══ TEXT EXTRACT ══
Quaker Reports on Famine Conditions in Clare, 1847

During the bitter winter of 1846-7, the starving people would have fared much worse than they did, had it not been for the work of the voluntary societies. Foremost amongst these were the Society of Friends or the Quakers, who raised funds for the establishment of soup kitchens, which for many months were the only means of subsistence for large sections of the population. Setting up the Central Relief Committee in London and Dublin in November 1846, the Quakers were careful to collect accurate information on the state of affairs in the west of Ireland. To this end agents were dispatched to report on the prevailing conditions; it was these reports that helped to enlighten, not just British public opinion, but the government itself, about the true nature of the situation on Ireland. The Quakers showed extraordinary commitment and generosity as they helped people in need without religious distinction. A typical example of their generosity is the thirty seven barrels of Indian meal, eight barrels of rye, three of flour, two of peas, one of pork and bales of clothing that were distributed among the poor of Ruan parish in September 1847. In June 1849 the Quakers discontinued their relief work stating bluntly in a letter to John Russell, the British prime minister, that the problem of relief had become too great for any voluntary group and that only the government could raise the funds and carry out the measures to save people’s lives. They added that the kernel of the problem was the need to reform the land system, which was a matter for legislation not philanthropy.
═══
══ DATA RECORDS ══
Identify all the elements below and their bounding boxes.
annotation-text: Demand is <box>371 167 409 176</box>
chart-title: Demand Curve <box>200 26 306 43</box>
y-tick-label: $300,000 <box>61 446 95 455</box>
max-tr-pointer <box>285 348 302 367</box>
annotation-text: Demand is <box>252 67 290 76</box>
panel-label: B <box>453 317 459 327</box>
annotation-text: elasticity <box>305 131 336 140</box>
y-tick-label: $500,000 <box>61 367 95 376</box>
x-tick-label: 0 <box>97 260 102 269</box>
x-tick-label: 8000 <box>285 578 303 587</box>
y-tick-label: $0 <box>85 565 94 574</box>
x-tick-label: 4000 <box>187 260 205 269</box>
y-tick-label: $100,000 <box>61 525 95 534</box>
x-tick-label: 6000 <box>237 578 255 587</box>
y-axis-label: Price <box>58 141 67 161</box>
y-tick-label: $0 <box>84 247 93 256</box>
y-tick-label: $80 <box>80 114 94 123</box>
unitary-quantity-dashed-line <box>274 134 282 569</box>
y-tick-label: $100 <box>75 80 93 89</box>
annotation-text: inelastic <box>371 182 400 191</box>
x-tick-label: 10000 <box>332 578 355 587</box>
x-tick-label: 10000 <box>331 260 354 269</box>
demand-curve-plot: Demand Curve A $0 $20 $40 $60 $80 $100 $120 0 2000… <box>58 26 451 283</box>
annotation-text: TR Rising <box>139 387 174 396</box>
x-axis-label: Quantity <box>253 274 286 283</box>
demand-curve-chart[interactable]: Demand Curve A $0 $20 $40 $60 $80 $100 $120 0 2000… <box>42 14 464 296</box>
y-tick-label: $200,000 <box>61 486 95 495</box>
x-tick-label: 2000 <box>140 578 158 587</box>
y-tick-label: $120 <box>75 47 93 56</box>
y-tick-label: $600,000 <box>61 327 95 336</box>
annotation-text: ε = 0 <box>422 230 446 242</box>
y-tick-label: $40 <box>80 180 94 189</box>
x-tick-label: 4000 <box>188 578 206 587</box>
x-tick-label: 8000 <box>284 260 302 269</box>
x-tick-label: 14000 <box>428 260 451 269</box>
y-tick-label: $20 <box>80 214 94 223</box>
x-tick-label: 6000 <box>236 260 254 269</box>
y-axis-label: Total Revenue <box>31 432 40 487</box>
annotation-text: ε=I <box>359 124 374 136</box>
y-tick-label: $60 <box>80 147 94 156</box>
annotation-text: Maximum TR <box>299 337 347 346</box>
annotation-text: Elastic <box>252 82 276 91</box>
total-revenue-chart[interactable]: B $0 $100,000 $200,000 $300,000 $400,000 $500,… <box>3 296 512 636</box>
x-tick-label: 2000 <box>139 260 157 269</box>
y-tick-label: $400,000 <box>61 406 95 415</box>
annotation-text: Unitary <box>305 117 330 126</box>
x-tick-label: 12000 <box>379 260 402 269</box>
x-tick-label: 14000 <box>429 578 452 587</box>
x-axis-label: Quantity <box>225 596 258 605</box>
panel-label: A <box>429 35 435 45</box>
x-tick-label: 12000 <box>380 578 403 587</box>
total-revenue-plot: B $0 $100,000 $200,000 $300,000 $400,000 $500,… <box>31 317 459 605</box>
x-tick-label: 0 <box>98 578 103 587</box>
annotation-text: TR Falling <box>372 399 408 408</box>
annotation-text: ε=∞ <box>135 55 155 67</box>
═══
● **PROBLEM 1**:
For each statement about the text on Quaker famine relief in Clare, say yes or no depending on whether it agrees with that text, and quote the words that decide it. (a) The Quakers set up the Central Relief Committee in November 1846. (b) The Quakers gave help only to people who shared their religion. (c) The Quakers ended their relief work in June 1847.
● **PROBLEM 2**:
Write the next part of the text on Quaker famine relief in Clare, starting after its last sentence.

● **OUTPUT 1**:
(a) Yes: "Setting up the Central Relief Committee in London and Dublin in November 1846"
(b) No: "they helped people in need without religious distinction"
(c) No: "In June 1849 the Quakers discontinued their relief work"

● **OUTPUT 2**:
Transactions of The Central Relief Committee of the Society of Friends during the Famine in Ireland, in 1846 and 1847.

To the Auxiliary Relief Committee of Friends at Limerick.

In accordance with the wish of the committee, we proceeded on the 15th inst. to Kilrush. On our way from that place to Cooraclare, we observed stacks of corn and hay on several farms, and behind several humble dwellings; this we were unprepared for, being under the impression that all or nearly all the corn had been consumed. The land also presented a less neglected appearance that we anticipated, from all that we had heard of its being left untilled. However, after leaving Cooraclare a mile or two behind us, towards the confines of Kilmacduane parish, the wild bleak hills of Kilmihil broke on our view; and as we proceeded, the cabins and farms assumed a more wretched appearance, and we soon had visible evidence that the description given us of the state of this parish had not been overcoloured.

We soon reached the house of the Roman Catholic priest. He entered earnestly into the subject of our mission; gave us information on every point we sought; and displayed much good sense, good feeling, and candour in his communications.

This parish contains over eighteen thousand acres, and numbers about six thousand inhabitants. All the landed proprietors are non-resident; there are no resident gentry; the priest is the only person to whom the poor can turn for assistance; and from all the accounts we have had, both before our visit to him and since, he appears to be unremitting in his exertions.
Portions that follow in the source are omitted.